• **WHAT YOU SHOULD DO**
Output every entry exactly as given.

• **RECORDED DATA**
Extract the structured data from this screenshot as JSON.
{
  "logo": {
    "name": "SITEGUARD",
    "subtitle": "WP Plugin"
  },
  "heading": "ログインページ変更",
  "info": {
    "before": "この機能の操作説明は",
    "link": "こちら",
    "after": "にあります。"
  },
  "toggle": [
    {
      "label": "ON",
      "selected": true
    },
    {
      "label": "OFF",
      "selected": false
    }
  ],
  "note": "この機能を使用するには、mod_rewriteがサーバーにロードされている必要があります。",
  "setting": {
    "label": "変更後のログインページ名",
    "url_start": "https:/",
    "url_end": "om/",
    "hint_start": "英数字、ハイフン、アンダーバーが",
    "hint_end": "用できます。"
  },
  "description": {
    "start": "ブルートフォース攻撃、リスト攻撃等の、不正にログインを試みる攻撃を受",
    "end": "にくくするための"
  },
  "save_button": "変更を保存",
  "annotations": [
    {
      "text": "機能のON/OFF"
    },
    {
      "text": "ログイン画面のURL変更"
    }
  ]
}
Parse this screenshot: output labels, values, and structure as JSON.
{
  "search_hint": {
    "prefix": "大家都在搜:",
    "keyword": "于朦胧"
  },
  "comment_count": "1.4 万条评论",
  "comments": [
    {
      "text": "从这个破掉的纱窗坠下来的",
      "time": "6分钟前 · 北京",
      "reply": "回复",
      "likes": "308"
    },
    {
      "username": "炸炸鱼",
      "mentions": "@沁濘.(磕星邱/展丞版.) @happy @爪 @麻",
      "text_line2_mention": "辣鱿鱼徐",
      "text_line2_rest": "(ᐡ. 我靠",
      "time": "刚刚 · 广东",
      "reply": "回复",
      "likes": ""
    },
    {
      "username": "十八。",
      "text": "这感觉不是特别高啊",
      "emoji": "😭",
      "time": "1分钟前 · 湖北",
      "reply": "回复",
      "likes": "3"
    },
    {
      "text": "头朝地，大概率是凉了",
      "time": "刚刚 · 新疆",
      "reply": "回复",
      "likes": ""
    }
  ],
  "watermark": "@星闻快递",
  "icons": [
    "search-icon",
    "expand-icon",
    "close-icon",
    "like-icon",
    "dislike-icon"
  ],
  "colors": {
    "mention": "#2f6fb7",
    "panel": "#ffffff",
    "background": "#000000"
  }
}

• **TASK ANSWER**
Extract the structured data from this screenshot as JSON.
{
  "logo": {
    "name": "SITEGUARD",
    "subtitle": "WP Plugin"
  },
  "heading": "ログインページ変更",
  "info": {
    "before": "この機能の操作説明は",
    "link": "こちら",
    "after": "にあります。"
  },
  "toggle": [
    {
      "label": "ON",
      "selected": true
    },
    {
      "label": "OFF",
      "selected": false
    }
  ],
  "note": "この機能を使用するには、mod_rewriteがサーバーにロードされている必要があります。",
  "setting": {
    "label": "変更後のログインページ名",
    "url_start": "https:/",
    "url_end": "om/",
    "hint_start": "英数字、ハイフン、アンダーバーが",
    "hint_end": "用できます。"
  },
  "description": {
    "start": "ブルートフォース攻撃、リスト攻撃等の、不正にログインを試みる攻撃を受",
    "end": "にくくするための"
  },
  "save_button": "変更を保存",
  "annotations": [
    {
      "text": "機能のON/OFF"
    },
    {
      "text": "ログイン画面のURL変更"
    }
  ]
}
Parse this screenshot: output labels, values, and structure as JSON.
{
  "search_hint": {
    "prefix": "大家都在搜:",
    "keyword": "于朦胧"
  },
  "comment_count": "1.4 万条评论",
  "comments": [
    {
      "text": "从这个破掉的纱窗坠下来的",
      "time": "6分钟前 · 北京",
      "reply": "回复",
      "likes": "308"
    },
    {
      "username": "炸炸鱼",
      "mentions": "@沁濘.(磕星邱/展丞版.) @happy @爪 @麻",
      "text_line2_mention": "辣鱿鱼徐",
      "text_line2_rest": "(ᐡ. 我靠",
      "time": "刚刚 · 广东",
      "reply": "回复",
      "likes": ""
    },
    {
      "username": "十八。",
      "text": "这感觉不是特别高啊",
      "emoji": "😭",
      "time": "1分钟前 · 湖北",
      "reply": "回复",
      "likes": "3"
    },
    {
      "text": "头朝地，大概率是凉了",
      "time": "刚刚 · 新疆",
      "reply": "回复",
      "likes": ""
    }
  ],
  "watermark": "@星闻快递",
  "icons": [
    "search-icon",
    "expand-icon",
    "close-icon",
    "like-icon",
    "dislike-icon"
  ],
  "colors": {
    "mention": "#2f6fb7",
    "panel": "#ffffff",
    "background": "#000000"
  }
}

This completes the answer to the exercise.